Raw data –
>> START
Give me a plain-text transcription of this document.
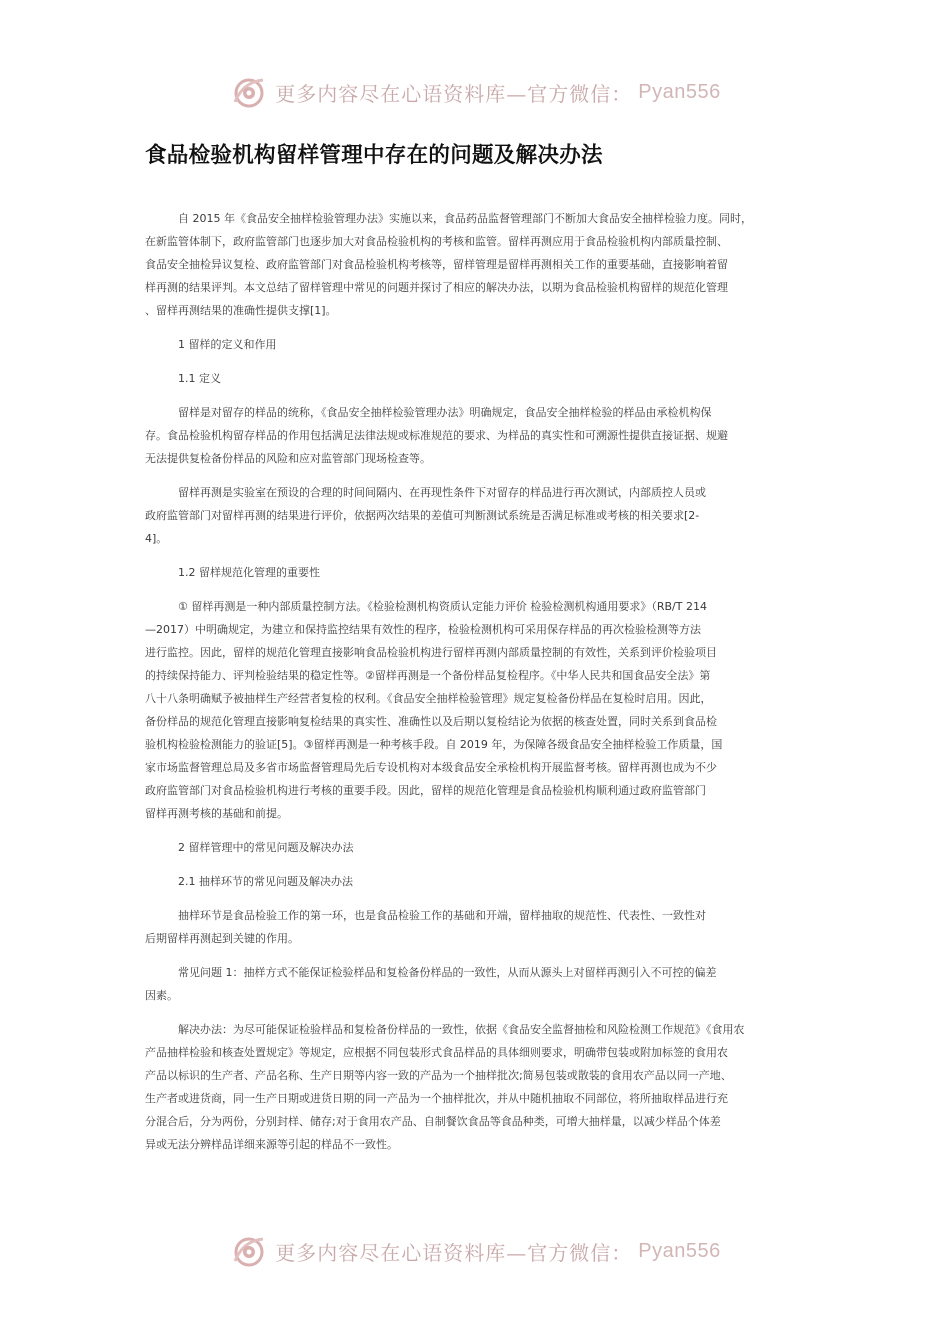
更多内容尽在心语资料库—官方微信： Pyan556
食品检验机构留样管理中存在的问题及解决办法
自 2015 年《食品安全抽样检验管理办法》实施以来，食品药品监督管理部门不断加大食品安全抽样检验力度。同时，
在新监管体制下，政府监管部门也逐步加大对食品检验机构的考核和监管。留样再测应用于食品检验机构内部质量控制、
食品安全抽检异议复检、政府监管部门对食品检验机构考核等，留样管理是留样再测相关工作的重要基础，直接影响着留
样再测的结果评判。本文总结了留样管理中常见的问题并探讨了相应的解决办法，以期为食品检验机构留样的规范化管理
、留样再测结果的准确性提供支撑[1]。
1 留样的定义和作用
1.1 定义
留样是对留存的样品的统称，《食品安全抽样检验管理办法》明确规定，食品安全抽样检验的样品由承检机构保
存。食品检验机构留存样品的作用包括满足法律法规或标准规范的要求、为样品的真实性和可溯源性提供直接证据、规避
无法提供复检备份样品的风险和应对监管部门现场检查等。
留样再测是实验室在预设的合理的时间间隔内、在再现性条件下对留存的样品进行再次测试，内部质控人员或
政府监管部门对留样再测的结果进行评价，依据两次结果的差值可判断测试系统是否满足标准或考核的相关要求[2-
4]。
1.2 留样规范化管理的重要性
① 留样再测是一种内部质量控制方法。《检验检测机构资质认定能力评价 检验检测机构通用要求》（RB/T 214
—2017）中明确规定，为建立和保持监控结果有效性的程序，检验检测机构可采用保存样品的再次检验检测等方法
进行监控。因此，留样的规范化管理直接影响食品检验机构进行留样再测内部质量控制的有效性，关系到评价检验项目
的持续保持能力、评判检验结果的稳定性等。②留样再测是一个备份样品复检程序。《中华人民共和国食品安全法》第
八十八条明确赋予被抽样生产经营者复检的权利。《食品安全抽样检验管理》规定复检备份样品在复检时启用。因此，
备份样品的规范化管理直接影响复检结果的真实性、准确性以及后期以复检结论为依据的核查处置，同时关系到食品检
验机构检验检测能力的验证[5]。③留样再测是一种考核手段。自 2019 年，为保障各级食品安全抽样检验工作质量，国
家市场监督管理总局及多省市场监督管理局先后专设机构对本级食品安全承检机构开展监督考核。留样再测也成为不少
政府监管部门对食品检验机构进行考核的重要手段。因此，留样的规范化管理是食品检验机构顺利通过政府监管部门
留样再测考核的基础和前提。
2 留样管理中的常见问题及解决办法
2.1 抽样环节的常见问题及解决办法
抽样环节是食品检验工作的第一环，也是食品检验工作的基础和开端，留样抽取的规范性、代表性、一致性对
后期留样再测起到关键的作用。
常见问题 1：抽样方式不能保证检验样品和复检备份样品的一致性，从而从源头上对留样再测引入不可控的偏差
因素。
解决办法：为尽可能保证检验样品和复检备份样品的一致性，依据《食品安全监督抽检和风险检测工作规范》《食用农
产品抽样检验和核查处置规定》等规定，应根据不同包装形式食品样品的具体细则要求，明确带包装或附加标签的食用农
产品以标识的生产者、产品名称、生产日期等内容一致的产品为一个抽样批次;简易包装或散装的食用农产品以同一产地、
生产者或进货商，同一生产日期或进货日期的同一产品为一个抽样批次，并从中随机抽取不同部位，将所抽取样品进行充
分混合后，分为两份，分别封样、储存;对于食用农产品、自制餐饮食品等食品种类，可增大抽样量，以减少样品个体差
异或无法分辨样品详细来源等引起的样品不一致性。
更多内容尽在心语资料库—官方微信： Pyan556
>> END
Exercise directions –
Among the lines of the data above, determine how many contain the word "食品安全抽样检验管理办法". Report the number alone.

Reply –
2